Кратко перескажите абзац отрывка, который начинается словами «В начальный период войны». Основные факты нужно сохранить.

◆ **Отрывок**
════════════════════
Как показали последние исследования Великой Отечественной войны, Верховный главнокомандующий допустил немало ошибок и при подготовке к войне — роковая недооценка сил и возможностей вермахта и переоценка мощи Красной Армии. Крупные просчеты Сталиным были допущены с переводом промышленности и Вооруженных сил на военное положение.

В начальный период войны Главнокомандующий не проявил своих полководческих способностей. Современники единодушно отмечают его чрезвычайную способность разбираться в обстановке, огромную работоспособность и исключительную быстроту, с которой он осваивал и запоминал даже мельчайшие технические детали. Но его представления о стратегии были в определенной мере устаревшими, они были связаны с опытом Гражданской войны. Большой вред принесло в начале войны его стремление навязывать советским войскам наступление. Даже в условиях катастрофического положения на Западном фронте Сталин понуждал к наступательным боям. Под Москвой он нетерпеливо подстегивал войска к переходу в контрнаступление, когда сил хватало лишь для обороны.

После успешного наступления под Москвой к лету 1942 г. советские войска опять попали в стратегически невыгодное положение. По свидетельству Г.К. Жукова, Сталин ранней весной 1942 г. пришел к выводу, что гитлеровцы летом 1942 г. не будут в состоянии вести крупные наступательные операции на всех основных фронтах, как это было в 1941 г. Им придется ограничиться только двумя стратегическими направлениями — московским и на юге страны. Ожидая главного удара вражеских войск на центральном направлении, Сталин всемерно усиливал данный участок фронта в ущерб Южному и Юго-Западным фронтам. Вслед за этим, когда 20 апреля 1942 г. завершилась битва под Москвой и стало ясно, что наступательные возможности Красной Армии оказались исчерпанными, в первомайском приказе наркома обороны за № 130 перед советскими Вооруженными силами была поставлена совершенно нереальная задача — добиться того, чтобы «1942 год стал годом окончательного разгрома немецко-фашистских войск и освобождения советской земли от гитлеровских мерзавцев». Как и летом 1941 г. Сталин неверно оценил направление главного удара гитлеровских войск, так как предполагалось, что и летом 1942 г. немцы опять двинутся на Москву. А они начали наступать на Юго-Восточном направлении.
════════════════════
◆ **Исходные данные**
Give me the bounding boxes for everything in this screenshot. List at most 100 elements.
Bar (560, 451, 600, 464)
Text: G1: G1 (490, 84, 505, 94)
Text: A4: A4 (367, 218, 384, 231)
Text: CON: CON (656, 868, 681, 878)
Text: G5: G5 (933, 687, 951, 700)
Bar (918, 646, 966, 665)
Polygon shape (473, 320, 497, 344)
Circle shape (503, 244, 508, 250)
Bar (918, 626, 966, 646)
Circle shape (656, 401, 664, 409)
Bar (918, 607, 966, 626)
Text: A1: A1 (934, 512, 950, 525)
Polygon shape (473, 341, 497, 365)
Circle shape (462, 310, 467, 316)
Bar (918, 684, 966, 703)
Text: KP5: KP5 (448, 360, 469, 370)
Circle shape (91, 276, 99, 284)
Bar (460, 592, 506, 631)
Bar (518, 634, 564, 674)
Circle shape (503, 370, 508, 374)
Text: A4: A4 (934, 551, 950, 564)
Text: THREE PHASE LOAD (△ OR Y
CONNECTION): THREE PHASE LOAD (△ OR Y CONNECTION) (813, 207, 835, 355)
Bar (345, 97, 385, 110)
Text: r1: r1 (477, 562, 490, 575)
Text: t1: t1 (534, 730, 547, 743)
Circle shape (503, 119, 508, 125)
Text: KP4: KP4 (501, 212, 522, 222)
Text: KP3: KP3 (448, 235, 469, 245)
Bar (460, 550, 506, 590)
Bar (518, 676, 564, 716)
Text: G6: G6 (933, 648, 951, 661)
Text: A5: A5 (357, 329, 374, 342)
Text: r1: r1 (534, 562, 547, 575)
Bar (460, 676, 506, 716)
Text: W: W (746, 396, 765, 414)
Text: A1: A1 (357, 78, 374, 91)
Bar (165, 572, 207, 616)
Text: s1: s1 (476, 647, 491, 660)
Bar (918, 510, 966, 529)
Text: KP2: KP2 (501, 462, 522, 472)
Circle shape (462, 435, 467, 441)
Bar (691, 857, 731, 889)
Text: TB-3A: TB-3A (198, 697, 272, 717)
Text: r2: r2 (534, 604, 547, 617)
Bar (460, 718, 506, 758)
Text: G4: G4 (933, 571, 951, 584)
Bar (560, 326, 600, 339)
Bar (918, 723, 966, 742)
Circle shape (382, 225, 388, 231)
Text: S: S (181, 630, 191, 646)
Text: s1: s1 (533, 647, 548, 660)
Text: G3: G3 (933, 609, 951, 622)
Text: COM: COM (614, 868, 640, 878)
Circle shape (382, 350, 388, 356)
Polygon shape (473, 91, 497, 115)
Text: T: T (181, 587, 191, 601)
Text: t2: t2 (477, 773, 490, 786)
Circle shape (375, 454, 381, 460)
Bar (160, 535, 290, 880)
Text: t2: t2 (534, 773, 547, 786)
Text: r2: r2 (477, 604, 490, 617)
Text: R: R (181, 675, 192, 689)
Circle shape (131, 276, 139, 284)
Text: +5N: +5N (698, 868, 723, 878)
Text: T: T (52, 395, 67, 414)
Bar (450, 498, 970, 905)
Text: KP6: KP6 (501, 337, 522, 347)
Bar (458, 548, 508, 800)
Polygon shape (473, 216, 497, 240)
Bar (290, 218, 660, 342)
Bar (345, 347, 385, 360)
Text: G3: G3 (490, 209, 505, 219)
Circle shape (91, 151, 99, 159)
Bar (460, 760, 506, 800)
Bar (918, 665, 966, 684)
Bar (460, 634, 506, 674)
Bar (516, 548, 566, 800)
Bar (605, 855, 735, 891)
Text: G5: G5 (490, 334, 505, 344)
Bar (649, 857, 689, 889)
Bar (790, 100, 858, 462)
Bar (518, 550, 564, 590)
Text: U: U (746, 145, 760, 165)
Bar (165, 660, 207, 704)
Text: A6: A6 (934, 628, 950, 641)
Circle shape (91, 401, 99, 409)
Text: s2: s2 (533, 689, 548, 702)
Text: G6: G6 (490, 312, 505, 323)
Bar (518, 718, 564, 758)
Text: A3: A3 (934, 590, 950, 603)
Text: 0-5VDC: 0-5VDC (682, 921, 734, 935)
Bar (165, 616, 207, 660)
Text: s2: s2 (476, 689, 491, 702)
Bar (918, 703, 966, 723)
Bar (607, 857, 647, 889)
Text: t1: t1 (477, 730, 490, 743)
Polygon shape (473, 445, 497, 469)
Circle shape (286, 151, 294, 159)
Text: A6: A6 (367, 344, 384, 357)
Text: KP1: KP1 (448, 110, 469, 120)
════════════════════
◆ **Ответ**
В начале войны Сталин как Главнокомандующий не проявил полководческих способностей. Современники отмечали, что он умел разбираться в обстановке, много работал и очень быстро осваивал и запоминал даже мельчайшие технические детали. Однако его взгляды на стратегию отчасти устарели и опирались на опыт Гражданской войны. Вред приносило его стремление навязывать войскам наступление. Даже при катастрофическом положении на Западном фронте он требовал наступательных боев. Под Москвой он торопил войска с контрнаступлением, хотя сил хватало лишь на оборону.